■ Required tasks
**A.** Shorten the paragraph that begins "It’s estimated that 79 percent" in the disaster recovery article, keeping its main facts.
**B.** In the disaster recovery article, write out the passage from "So, what does" up to and including "after a crisis.".

+++ Extracted text +++

IT Disaster Recovery: How Does Your Backup Plan Hold Up?

Could your next unanticipated data breach or cyberattack end up costing you more than you can afford? Without an IT disaster recovery plan in place, you may be placing your organization in jeopardy.

It’s estimated that 79 percent of businesses and other organizations are not well-positioned when it comes to fielding disasters or recovering from them. Unfortunately, this could end up causing these organizations to take a significant financial hit. In fact, the cost of downtime to manage IT disasters averages $5,600 every minute—or more than $300,000 every hour. 

But what about those organizations that invest in IT disaster recovery efforts and data protection services? They fare much better when disaster strikes; 96 percent of organizations with a tested, reliable backup and disaster recovery plan survive ransomware attacks. 

In any sector or industry, having a tested, reliable backup plan can make all the difference in how you recover from any kind of issue, turning the loss of several days of productivity into a blip on the radar, and protecting your reputation and your progress. However, this is especially true when you have to meet regulatory and compliance requirements in industries like healthcare, finance, and within the legal system. Are you ready with a thorough disaster recovery backup plan? 

About Disaster Recovery

What is disaster recovery?

Broadly, disaster recovery can be explained as how well a business or organization can respond to any kind of event that poses a threat to continued business operations. The entire goal of having a disaster recovery backup plan is to give organizations the power to regain the use of their IT infrastructure and their most critical systems as quickly as possible after an incident, disaster, attack, or other business interruption. 

So, what does disaster recovery and backup planning entail?

A disaster recovery plan starts by conducting an in-depth analysis of your systems: What solutions and tools you use, what risks you need to address, and how everything works together as part of your entire technology ecosystem. This analysis provides key insights that help you and your team to create a formal document outlining all the steps to take during and after a crisis.

Disaster recovery is, as it sounds, all about being prepared for the unexpected. While this may be a ransomware or malware attack, a disaster recovery backup plan may also account for other incidents like:

  • Fires, floods, tornadoes, or other natural disasters
  • Software failure 
  • Equipment failure
  • Power outages
  • Human error
  • Cyberattacks
  • Industrial accidents

Having a disaster recovery plan ready to go means that when things go wrong, you’re protected. You have the infrastructure in place to resume mission-critical functions quickly—and without any major losses to your operations, your business, or your reputation. 

Planning for these disasters in advance and knowing how to respond offers several benefits. Among them, having an IT disaster recovery plan establishes a shared awareness for dealing with potential disruptions and empowers an organization to make its mission-critical functions a top priority. Additionally, a disaster recovery plan provides you with the space to talk about these mission-critical functions and make careful, intentional plans for how to respond without the intense pressure of an actual disaster.

What Should Be Part of Your IT Disaster Recovery Plan?

Disaster recovery is all about mitigating damage and getting back to normal operation as quickly as possible. That’s why it’s helpful to have a plan in place. 

Think of it like a fire drill: You come up with a plan, prepare for how you’ll respond, and then practice your response to the emergency. And just like a fire drill helps keep everyone safe, an IT disaster recovery plan helps protect your organization.

+++ Available data +++

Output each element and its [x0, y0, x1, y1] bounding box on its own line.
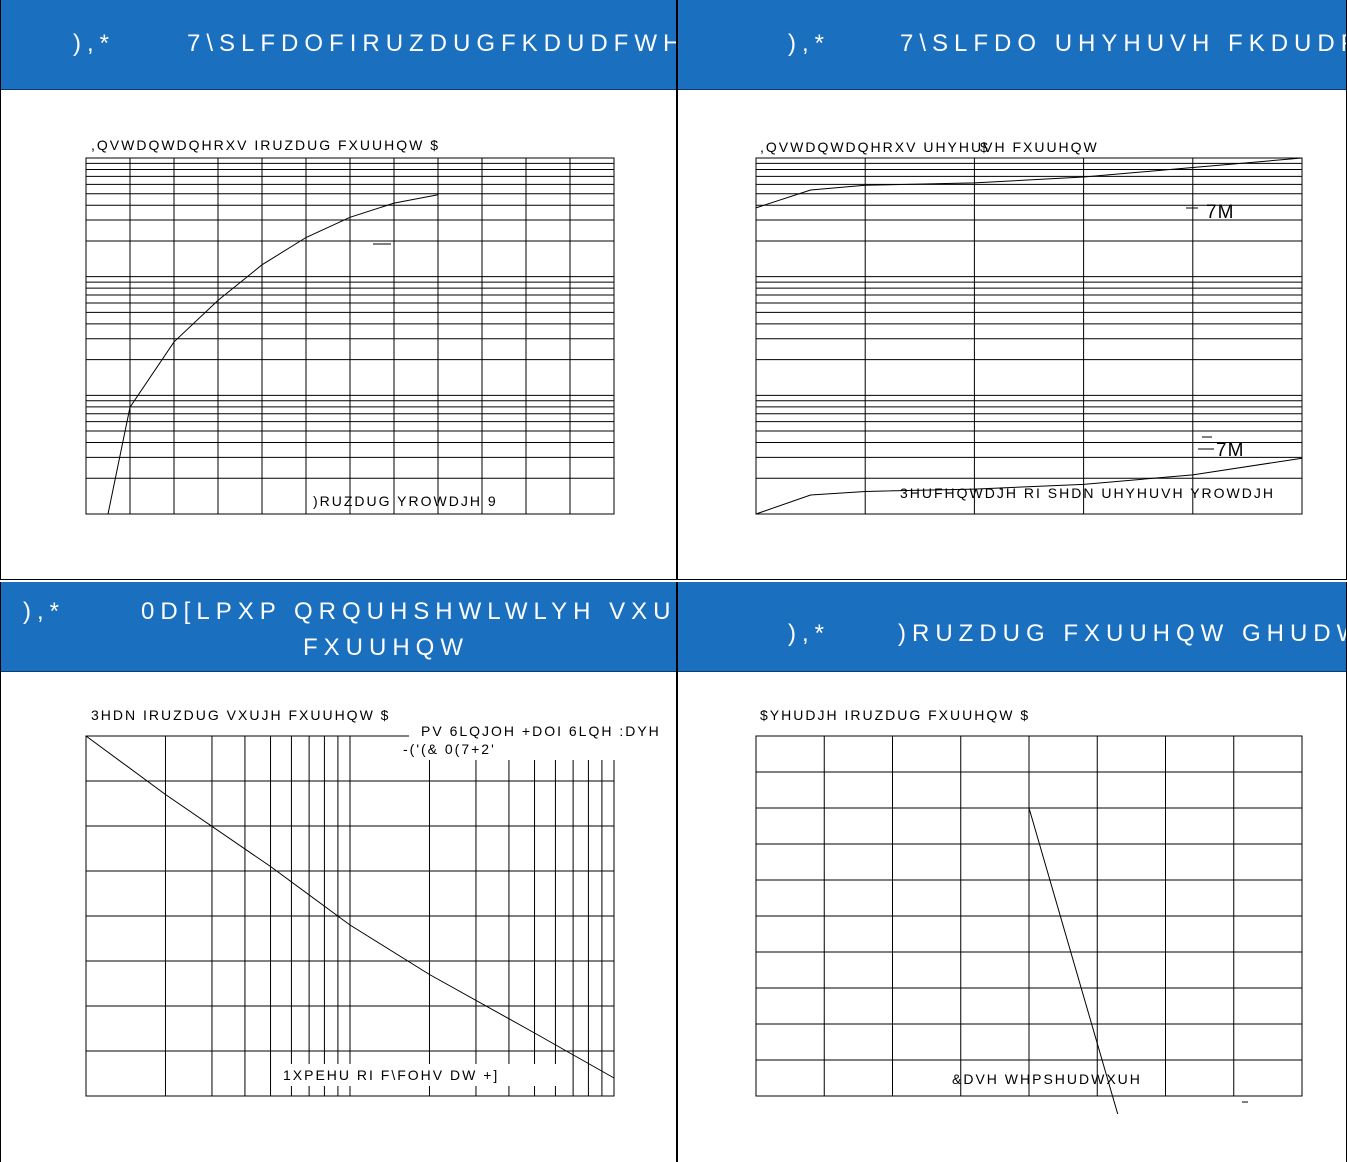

+++

■ Responses by task
**A.** About 79 percent of businesses and other organizations are poorly positioned to handle or recover from disasters, which could cost them heavily: IT disaster downtime averages $5,600 a minute, or more than $300,000 an hour.

**B.**
So, what does disaster recovery and backup planning entail?

A disaster recovery plan starts by conducting an in-depth analysis of your systems: What solutions and tools you use, what risks you need to address, and how everything works together as part of your entire technology ecosystem. This analysis provides key insights that help you and your team to create a formal document outlining all the steps to take during and after a crisis.